» **Work to be completed**
From the listing that follows, output everything exactly except the pictures.

» **Records provided**

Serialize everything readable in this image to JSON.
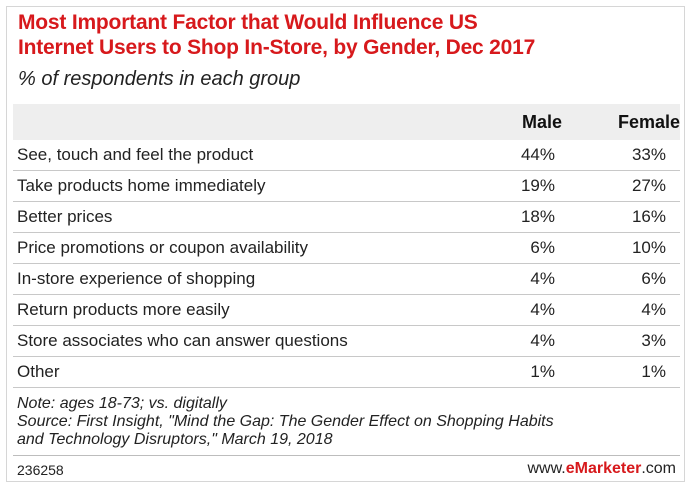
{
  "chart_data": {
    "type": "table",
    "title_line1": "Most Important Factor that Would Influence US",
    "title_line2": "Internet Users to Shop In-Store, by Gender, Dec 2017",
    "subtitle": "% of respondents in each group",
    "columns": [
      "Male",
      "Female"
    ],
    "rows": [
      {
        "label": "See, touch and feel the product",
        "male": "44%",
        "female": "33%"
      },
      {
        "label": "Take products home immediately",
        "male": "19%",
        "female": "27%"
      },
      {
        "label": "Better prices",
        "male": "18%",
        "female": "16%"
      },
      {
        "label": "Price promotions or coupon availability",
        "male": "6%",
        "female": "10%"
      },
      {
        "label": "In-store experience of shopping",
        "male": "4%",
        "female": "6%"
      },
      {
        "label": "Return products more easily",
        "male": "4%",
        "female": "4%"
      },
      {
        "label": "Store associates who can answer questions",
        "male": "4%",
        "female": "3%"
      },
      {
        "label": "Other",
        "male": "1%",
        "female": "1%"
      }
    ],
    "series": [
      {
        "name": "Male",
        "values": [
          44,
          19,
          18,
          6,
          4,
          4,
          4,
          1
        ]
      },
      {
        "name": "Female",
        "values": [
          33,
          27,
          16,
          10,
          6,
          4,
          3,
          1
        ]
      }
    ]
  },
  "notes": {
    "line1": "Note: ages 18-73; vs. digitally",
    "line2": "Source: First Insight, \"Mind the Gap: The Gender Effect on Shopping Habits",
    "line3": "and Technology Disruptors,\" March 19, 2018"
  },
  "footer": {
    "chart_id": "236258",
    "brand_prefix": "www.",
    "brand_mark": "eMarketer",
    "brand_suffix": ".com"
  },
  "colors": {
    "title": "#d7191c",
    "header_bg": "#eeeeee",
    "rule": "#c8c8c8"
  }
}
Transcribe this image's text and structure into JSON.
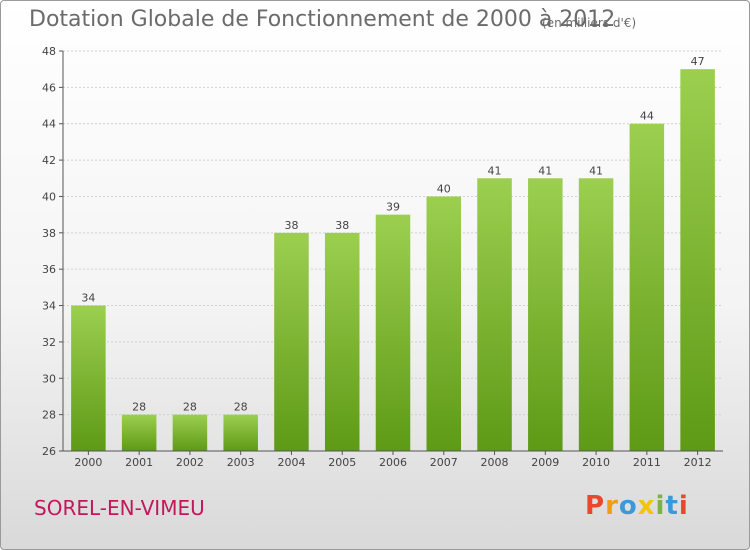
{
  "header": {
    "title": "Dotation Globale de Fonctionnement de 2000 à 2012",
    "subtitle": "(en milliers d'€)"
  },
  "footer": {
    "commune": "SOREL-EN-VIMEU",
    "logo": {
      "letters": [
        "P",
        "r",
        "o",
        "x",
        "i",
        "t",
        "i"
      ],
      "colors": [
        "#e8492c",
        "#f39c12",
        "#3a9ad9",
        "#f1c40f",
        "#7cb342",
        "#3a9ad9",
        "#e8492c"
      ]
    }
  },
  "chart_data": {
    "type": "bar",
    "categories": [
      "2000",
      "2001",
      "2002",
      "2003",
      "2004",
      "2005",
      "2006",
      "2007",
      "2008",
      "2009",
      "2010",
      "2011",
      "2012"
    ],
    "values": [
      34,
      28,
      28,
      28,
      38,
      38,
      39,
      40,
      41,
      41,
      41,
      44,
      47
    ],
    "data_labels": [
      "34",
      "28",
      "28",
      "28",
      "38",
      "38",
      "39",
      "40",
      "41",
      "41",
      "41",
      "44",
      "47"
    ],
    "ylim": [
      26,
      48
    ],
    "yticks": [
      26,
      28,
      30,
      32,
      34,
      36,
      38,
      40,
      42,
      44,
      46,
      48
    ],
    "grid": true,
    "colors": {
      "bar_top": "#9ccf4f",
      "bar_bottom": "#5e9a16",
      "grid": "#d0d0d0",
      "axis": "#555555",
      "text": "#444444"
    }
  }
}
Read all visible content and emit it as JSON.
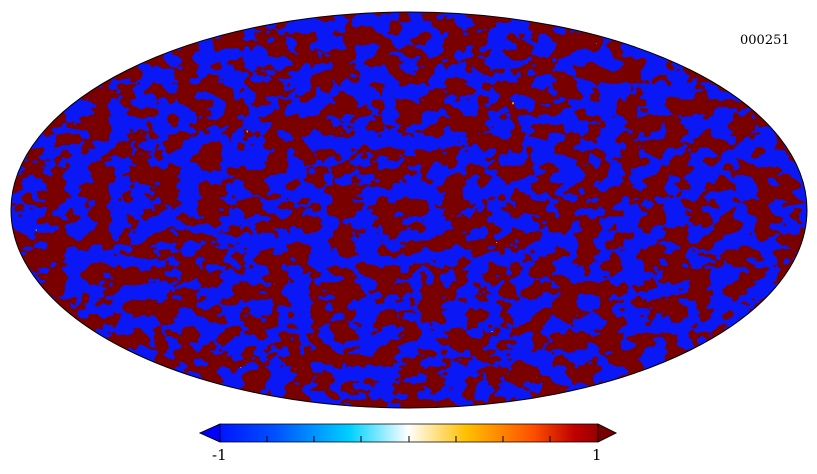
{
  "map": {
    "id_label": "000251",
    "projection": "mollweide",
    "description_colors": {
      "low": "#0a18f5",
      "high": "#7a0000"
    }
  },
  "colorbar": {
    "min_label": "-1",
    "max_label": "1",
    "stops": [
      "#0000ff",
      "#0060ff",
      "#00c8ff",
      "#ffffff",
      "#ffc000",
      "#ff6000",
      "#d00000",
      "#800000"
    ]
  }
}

» **Full answer**
Serialize everything readable in this image to JSON.
{
  "chart_data": {
    "type": "table",
    "title_line1": "Most Important Factor that Would Influence US",
    "title_line2": "Internet Users to Shop In-Store, by Gender, Dec 2017",
    "subtitle": "% of respondents in each group",
    "columns": [
      "Male",
      "Female"
    ],
    "rows": [
      {
        "label": "See, touch and feel the product",
        "male": "44%",
        "female": "33%"
      },
      {
        "label": "Take products home immediately",
        "male": "19%",
        "female": "27%"
      },
      {
        "label": "Better prices",
        "male": "18%",
        "female": "16%"
      },
      {
        "label": "Price promotions or coupon availability",
        "male": "6%",
        "female": "10%"
      },
      {
        "label": "In-store experience of shopping",
        "male": "4%",
        "female": "6%"
      },
      {
        "label": "Return products more easily",
        "male": "4%",
        "female": "4%"
      },
      {
        "label": "Store associates who can answer questions",
        "male": "4%",
        "female": "3%"
      },
      {
        "label": "Other",
        "male": "1%",
        "female": "1%"
      }
    ],
    "series": [
      {
        "name": "Male",
        "values": [
          44,
          19,
          18,
          6,
          4,
          4,
          4,
          1
        ]
      },
      {
        "name": "Female",
        "values": [
          33,
          27,
          16,
          10,
          6,
          4,
          3,
          1
        ]
      }
    ]
  },
  "notes": {
    "line1": "Note: ages 18-73; vs. digitally",
    "line2": "Source: First Insight, \"Mind the Gap: The Gender Effect on Shopping Habits",
    "line3": "and Technology Disruptors,\" March 19, 2018"
  },
  "footer": {
    "chart_id": "236258",
    "brand_prefix": "www.",
    "brand_mark": "eMarketer",
    "brand_suffix": ".com"
  },
  "colors": {
    "title": "#d7191c",
    "header_bg": "#eeeeee",
    "rule": "#c8c8c8"
  }
}
Transcribe this image's text and structure into JSON.
{
  "header": {
    "title": "Dotation Globale de Fonctionnement de 2000 à 2012",
    "subtitle": "(en milliers d'€)"
  },
  "footer": {
    "commune": "SOREL-EN-VIMEU",
    "logo": {
      "letters": [
        "P",
        "r",
        "o",
        "x",
        "i",
        "t",
        "i"
      ],
      "colors": [
        "#e8492c",
        "#f39c12",
        "#3a9ad9",
        "#f1c40f",
        "#7cb342",
        "#3a9ad9",
        "#e8492c"
      ]
    }
  },
  "chart_data": {
    "type": "bar",
    "categories": [
      "2000",
      "2001",
      "2002",
      "2003",
      "2004",
      "2005",
      "2006",
      "2007",
      "2008",
      "2009",
      "2010",
      "2011",
      "2012"
    ],
    "values": [
      34,
      28,
      28,
      28,
      38,
      38,
      39,
      40,
      41,
      41,
      41,
      44,
      47
    ],
    "data_labels": [
      "34",
      "28",
      "28",
      "28",
      "38",
      "38",
      "39",
      "40",
      "41",
      "41",
      "41",
      "44",
      "47"
    ],
    "ylim": [
      26,
      48
    ],
    "yticks": [
      26,
      28,
      30,
      32,
      34,
      36,
      38,
      40,
      42,
      44,
      46,
      48
    ],
    "grid": true,
    "colors": {
      "bar_top": "#9ccf4f",
      "bar_bottom": "#5e9a16",
      "grid": "#d0d0d0",
      "axis": "#555555",
      "text": "#444444"
    }
  }
}
Read all visible content and emit it as JSON.
{
  "map": {
    "id_label": "000251",
    "projection": "mollweide",
    "description_colors": {
      "low": "#0a18f5",
      "high": "#7a0000"
    }
  },
  "colorbar": {
    "min_label": "-1",
    "max_label": "1",
    "stops": [
      "#0000ff",
      "#0060ff",
      "#00c8ff",
      "#ffffff",
      "#ffc000",
      "#ff6000",
      "#d00000",
      "#800000"
    ]
  }
}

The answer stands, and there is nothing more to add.